> _Entries provided_

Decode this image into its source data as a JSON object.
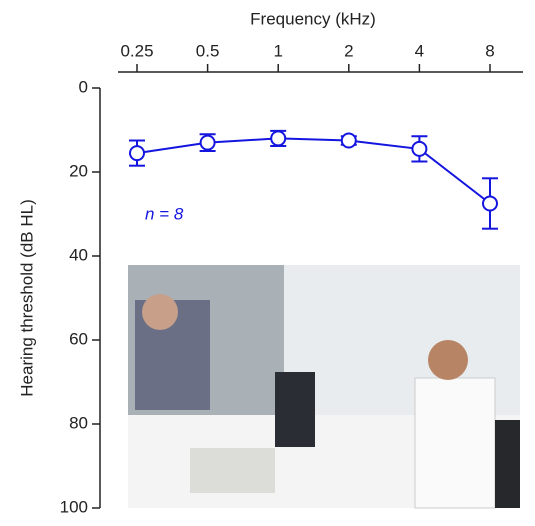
{
  "chart_data": {
    "type": "line",
    "title": "Frequency (kHz)",
    "y_label": "Hearing threshold (dB HL)",
    "annotation": "n = 8",
    "categories": [
      "0.25",
      "0.5",
      "1",
      "2",
      "4",
      "8"
    ],
    "values": [
      15.5,
      13,
      12,
      12.5,
      14.5,
      27.5
    ],
    "errors": [
      3,
      2,
      1.8,
      1,
      3,
      6
    ],
    "color": "#1515e0",
    "ylim": [
      0,
      100
    ],
    "yticks": [
      0,
      20,
      40,
      60,
      80,
      100
    ],
    "y_inverted": true,
    "grid": false
  }
}
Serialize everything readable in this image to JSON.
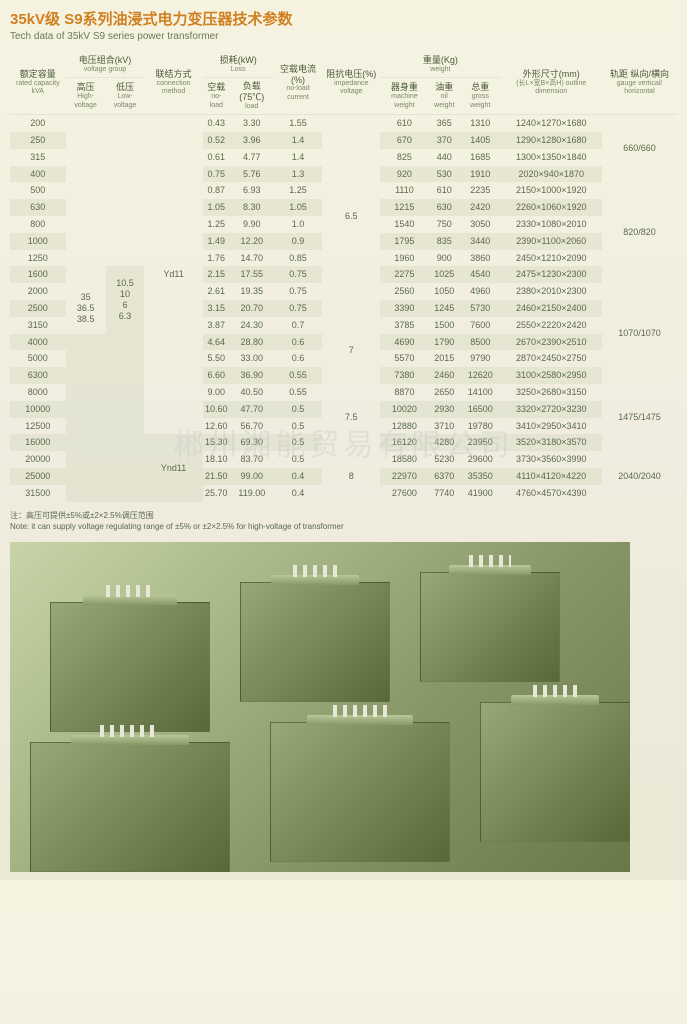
{
  "title_cn": "35kV级 S9系列油浸式电力变压器技术参数",
  "title_en": "Tech data of 35kV S9 series power transformer",
  "headers": {
    "capacity": {
      "cn": "额定容量",
      "en": "rated capacity kVA"
    },
    "voltage_group": {
      "cn": "电压组合(kV)",
      "en": "voltage group"
    },
    "hv": {
      "cn": "高压",
      "en": "High-voltage"
    },
    "lv": {
      "cn": "低压",
      "en": "Low-voltage"
    },
    "conn": {
      "cn": "联结方式",
      "en": "connection method"
    },
    "loss": {
      "cn": "损耗(kW)",
      "en": "Loss"
    },
    "noload": {
      "cn": "空载",
      "en": "no-load"
    },
    "load": {
      "cn": "负载(75℃)",
      "en": "load"
    },
    "nlcurrent": {
      "cn": "空载电流(%)",
      "en": "no-load current"
    },
    "impedance": {
      "cn": "阻抗电压(%)",
      "en": "impedance voltage"
    },
    "weight": {
      "cn": "重量(Kg)",
      "en": "weight"
    },
    "mw": {
      "cn": "器身重",
      "en": "machine weight"
    },
    "ow": {
      "cn": "油重",
      "en": "oil weight"
    },
    "gw": {
      "cn": "总重",
      "en": "gross weight"
    },
    "dim": {
      "cn": "外形尺寸(mm)",
      "en": "(长L×宽B×高H) outline dimension"
    },
    "gauge": {
      "cn": "轨距 纵向/横向",
      "en": "gauge vertical/ horizontal"
    }
  },
  "hv_values": "35\n36.5\n38.5",
  "lv_values": "10.5\n10\n6\n6.3",
  "conn1": "Yd11",
  "conn2": "Ynd11",
  "impedance_vals": [
    "6.5",
    "7",
    "7.5",
    "8"
  ],
  "gauge_vals": [
    "660/660",
    "820/820",
    "1070/1070",
    "1475/1475",
    "2040/2040"
  ],
  "rows": [
    {
      "cap": "200",
      "nl": "0.43",
      "ld": "3.30",
      "nlc": "1.55",
      "mw": "610",
      "ow": "365",
      "gw": "1310",
      "dim": "1240×1270×1680"
    },
    {
      "cap": "250",
      "nl": "0.52",
      "ld": "3.96",
      "nlc": "1.4",
      "mw": "670",
      "ow": "370",
      "gw": "1405",
      "dim": "1290×1280×1680"
    },
    {
      "cap": "315",
      "nl": "0.61",
      "ld": "4.77",
      "nlc": "1.4",
      "mw": "825",
      "ow": "440",
      "gw": "1685",
      "dim": "1300×1350×1840"
    },
    {
      "cap": "400",
      "nl": "0.75",
      "ld": "5.76",
      "nlc": "1.3",
      "mw": "920",
      "ow": "530",
      "gw": "1910",
      "dim": "2020×940×1870"
    },
    {
      "cap": "500",
      "nl": "0.87",
      "ld": "6.93",
      "nlc": "1.25",
      "mw": "1110",
      "ow": "610",
      "gw": "2235",
      "dim": "2150×1000×1920"
    },
    {
      "cap": "630",
      "nl": "1.05",
      "ld": "8.30",
      "nlc": "1.05",
      "mw": "1215",
      "ow": "630",
      "gw": "2420",
      "dim": "2260×1060×1920"
    },
    {
      "cap": "800",
      "nl": "1.25",
      "ld": "9.90",
      "nlc": "1.0",
      "mw": "1540",
      "ow": "750",
      "gw": "3050",
      "dim": "2330×1080×2010"
    },
    {
      "cap": "1000",
      "nl": "1.49",
      "ld": "12.20",
      "nlc": "0.9",
      "mw": "1795",
      "ow": "835",
      "gw": "3440",
      "dim": "2390×1100×2060"
    },
    {
      "cap": "1250",
      "nl": "1.76",
      "ld": "14.70",
      "nlc": "0.85",
      "mw": "1960",
      "ow": "900",
      "gw": "3860",
      "dim": "2450×1210×2090"
    },
    {
      "cap": "1600",
      "nl": "2.15",
      "ld": "17.55",
      "nlc": "0.75",
      "mw": "2275",
      "ow": "1025",
      "gw": "4540",
      "dim": "2475×1230×2300"
    },
    {
      "cap": "2000",
      "nl": "2.61",
      "ld": "19.35",
      "nlc": "0.75",
      "mw": "2560",
      "ow": "1050",
      "gw": "4960",
      "dim": "2380×2010×2300"
    },
    {
      "cap": "2500",
      "nl": "3.15",
      "ld": "20.70",
      "nlc": "0.75",
      "mw": "3390",
      "ow": "1245",
      "gw": "5730",
      "dim": "2460×2150×2400"
    },
    {
      "cap": "3150",
      "nl": "3.87",
      "ld": "24.30",
      "nlc": "0.7",
      "mw": "3785",
      "ow": "1500",
      "gw": "7600",
      "dim": "2550×2220×2420"
    },
    {
      "cap": "4000",
      "nl": "4.64",
      "ld": "28.80",
      "nlc": "0.6",
      "mw": "4690",
      "ow": "1790",
      "gw": "8500",
      "dim": "2670×2390×2510"
    },
    {
      "cap": "5000",
      "nl": "5.50",
      "ld": "33.00",
      "nlc": "0.6",
      "mw": "5570",
      "ow": "2015",
      "gw": "9790",
      "dim": "2870×2450×2750"
    },
    {
      "cap": "6300",
      "nl": "6.60",
      "ld": "36.90",
      "nlc": "0.55",
      "mw": "7380",
      "ow": "2460",
      "gw": "12620",
      "dim": "3100×2580×2950"
    },
    {
      "cap": "8000",
      "nl": "9.00",
      "ld": "40.50",
      "nlc": "0.55",
      "mw": "8870",
      "ow": "2650",
      "gw": "14100",
      "dim": "3250×2680×3150"
    },
    {
      "cap": "10000",
      "nl": "10.60",
      "ld": "47.70",
      "nlc": "0.5",
      "mw": "10020",
      "ow": "2930",
      "gw": "16500",
      "dim": "3320×2720×3230"
    },
    {
      "cap": "12500",
      "nl": "12.60",
      "ld": "56.70",
      "nlc": "0.5",
      "mw": "12880",
      "ow": "3710",
      "gw": "19780",
      "dim": "3410×2950×3410"
    },
    {
      "cap": "16000",
      "nl": "15.30",
      "ld": "69.30",
      "nlc": "0.5",
      "mw": "16120",
      "ow": "4280",
      "gw": "23950",
      "dim": "3520×3180×3570"
    },
    {
      "cap": "20000",
      "nl": "18.10",
      "ld": "83.70",
      "nlc": "0.5",
      "mw": "18580",
      "ow": "5230",
      "gw": "29600",
      "dim": "3730×3560×3990"
    },
    {
      "cap": "25000",
      "nl": "21.50",
      "ld": "99.00",
      "nlc": "0.4",
      "mw": "22970",
      "ow": "6370",
      "gw": "35350",
      "dim": "4110×4120×4220"
    },
    {
      "cap": "31500",
      "nl": "25.70",
      "ld": "119.00",
      "nlc": "0.4",
      "mw": "27600",
      "ow": "7740",
      "gw": "41900",
      "dim": "4760×4570×4390"
    }
  ],
  "note_cn": "注：高压可提供±5%或±2×2.5%调压范围",
  "note_en": "Note: it can supply voltage regulating range of ±5% or ±2×2.5% for high-voltage of transformer",
  "watermark": "郴州湘能贸易有限公司",
  "colors": {
    "title": "#d08020",
    "text": "#4a5a3a",
    "bg_start": "#f5f3e0",
    "bg_end": "#ebe8d5",
    "stripe": "rgba(180,190,150,0.18)"
  }
}
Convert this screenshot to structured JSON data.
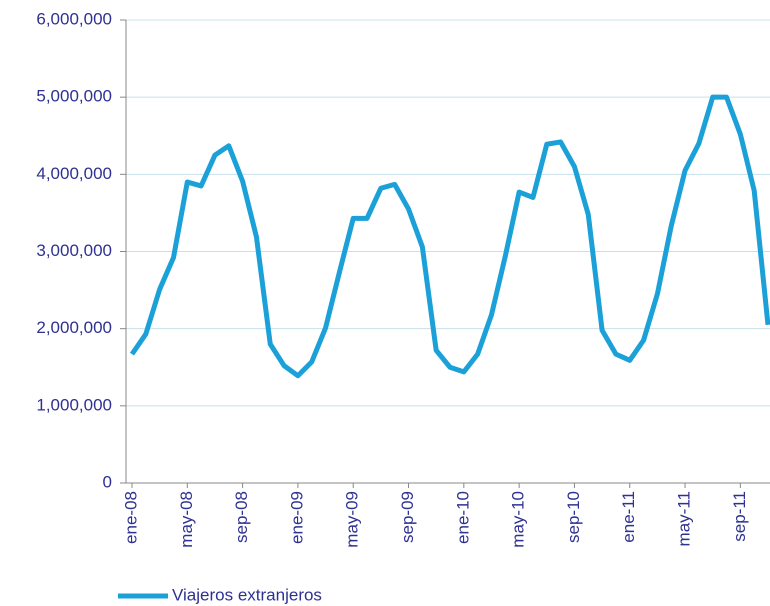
{
  "chart_data": {
    "type": "line",
    "categories": [
      "ene-08",
      null,
      null,
      null,
      "may-08",
      null,
      null,
      null,
      "sep-08",
      null,
      null,
      null,
      "ene-09",
      null,
      null,
      null,
      "may-09",
      null,
      null,
      null,
      "sep-09",
      null,
      null,
      null,
      "ene-10",
      null,
      null,
      null,
      "may-10",
      null,
      null,
      null,
      "sep-10",
      null,
      null,
      null,
      "ene-11",
      null,
      null,
      null,
      "may-11",
      null,
      null,
      null,
      "sep-11",
      null,
      null
    ],
    "series": [
      {
        "name": "Viajeros extranjeros",
        "color": "#1ba1d8",
        "values": [
          1670000,
          1930000,
          2510000,
          2920000,
          3900000,
          3850000,
          4250000,
          4370000,
          3910000,
          3190000,
          1800000,
          1520000,
          1390000,
          1570000,
          2010000,
          2730000,
          3430000,
          3430000,
          3820000,
          3870000,
          3550000,
          3060000,
          1720000,
          1500000,
          1440000,
          1670000,
          2180000,
          2940000,
          3770000,
          3700000,
          4390000,
          4420000,
          4100000,
          3480000,
          1980000,
          1670000,
          1590000,
          1850000,
          2450000,
          3330000,
          4050000,
          4400000,
          5000000,
          5000000,
          4520000,
          3790000,
          2050000
        ]
      }
    ],
    "ylim": [
      0,
      6000000
    ],
    "yticks": [
      0,
      {
        "value": 1000000,
        "label": "1,000,000"
      },
      {
        "value": 2000000,
        "label": "2,000,000"
      },
      {
        "value": 3000000,
        "label": "3,000,000"
      },
      {
        "value": 4000000,
        "label": "4,000,000"
      },
      {
        "value": 5000000,
        "label": "5,000,000"
      },
      {
        "value": 6000000,
        "label": "6,000,000"
      }
    ],
    "grid": true,
    "legend": "bottom-left"
  }
}
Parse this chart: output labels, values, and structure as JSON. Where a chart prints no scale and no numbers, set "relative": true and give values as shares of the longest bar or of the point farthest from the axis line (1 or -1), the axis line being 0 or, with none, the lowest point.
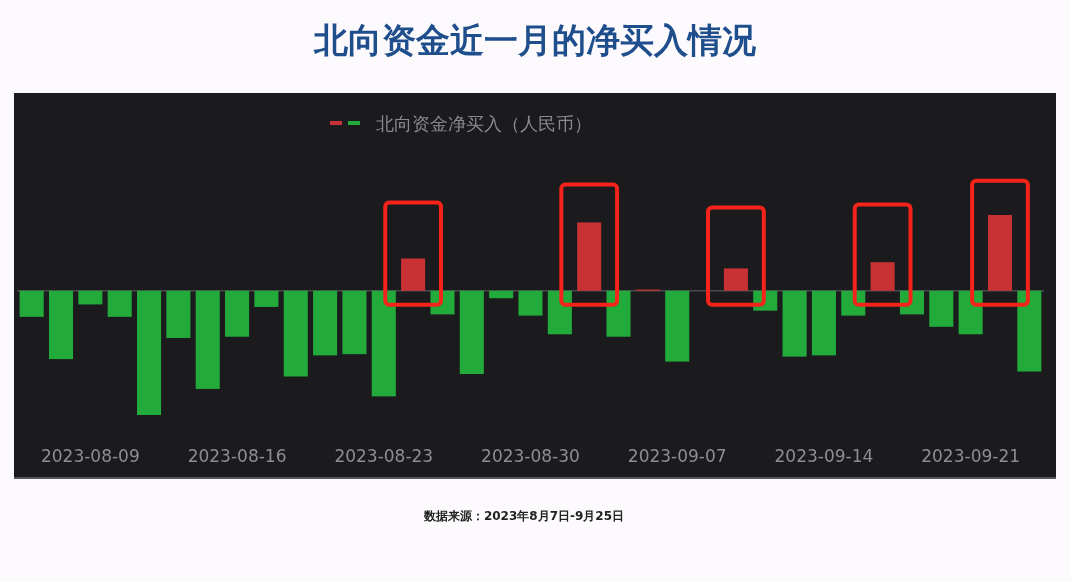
{
  "chart_data": {
    "type": "bar",
    "title": "北向资金近一月的净买入情况",
    "annotations": [
      "数据来源：2023年8月7日-9月25日"
    ],
    "relative": true,
    "legend": "top",
    "categories": [
      null,
      null,
      "2023-08-09",
      null,
      null,
      null,
      null,
      "2023-08-16",
      null,
      null,
      null,
      null,
      "2023-08-23",
      null,
      null,
      null,
      null,
      "2023-08-30",
      null,
      null,
      null,
      null,
      "2023-09-07",
      null,
      null,
      null,
      null,
      "2023-09-14",
      null,
      null,
      null,
      null,
      "2023-09-21",
      null,
      null
    ],
    "series": [
      {
        "name": "北向资金净买入（人民币）",
        "values": [
          -0.21,
          -0.55,
          -0.11,
          -0.21,
          -1,
          -0.38,
          -0.79,
          -0.37,
          -0.13,
          -0.69,
          -0.52,
          -0.51,
          -0.85,
          0.26,
          -0.19,
          -0.67,
          -0.06,
          -0.2,
          -0.35,
          0.55,
          -0.37,
          0.01,
          -0.57,
          null,
          0.18,
          -0.16,
          -0.53,
          -0.52,
          -0.2,
          0.23,
          -0.19,
          -0.29,
          -0.35,
          0.61,
          -0.65
        ],
        "colors": [
          "#22ab3b",
          "#22ab3b",
          "#22ab3b",
          "#22ab3b",
          "#22ab3b",
          "#22ab3b",
          "#22ab3b",
          "#22ab3b",
          "#22ab3b",
          "#22ab3b",
          "#22ab3b",
          "#22ab3b",
          "#22ab3b",
          "#c83234",
          "#22ab3b",
          "#22ab3b",
          "#22ab3b",
          "#22ab3b",
          "#22ab3b",
          "#c83234",
          "#22ab3b",
          "#c83234",
          "#22ab3b",
          "#22ab3b",
          "#c83234",
          "#22ab3b",
          "#22ab3b",
          "#22ab3b",
          "#22ab3b",
          "#c83234",
          "#22ab3b",
          "#22ab3b",
          "#22ab3b",
          "#c83234",
          "#22ab3b"
        ]
      }
    ]
  }
}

> _Exercise description_
Look through the entries above and count each line holding "name"; report the count alone.

> _Finished task_
2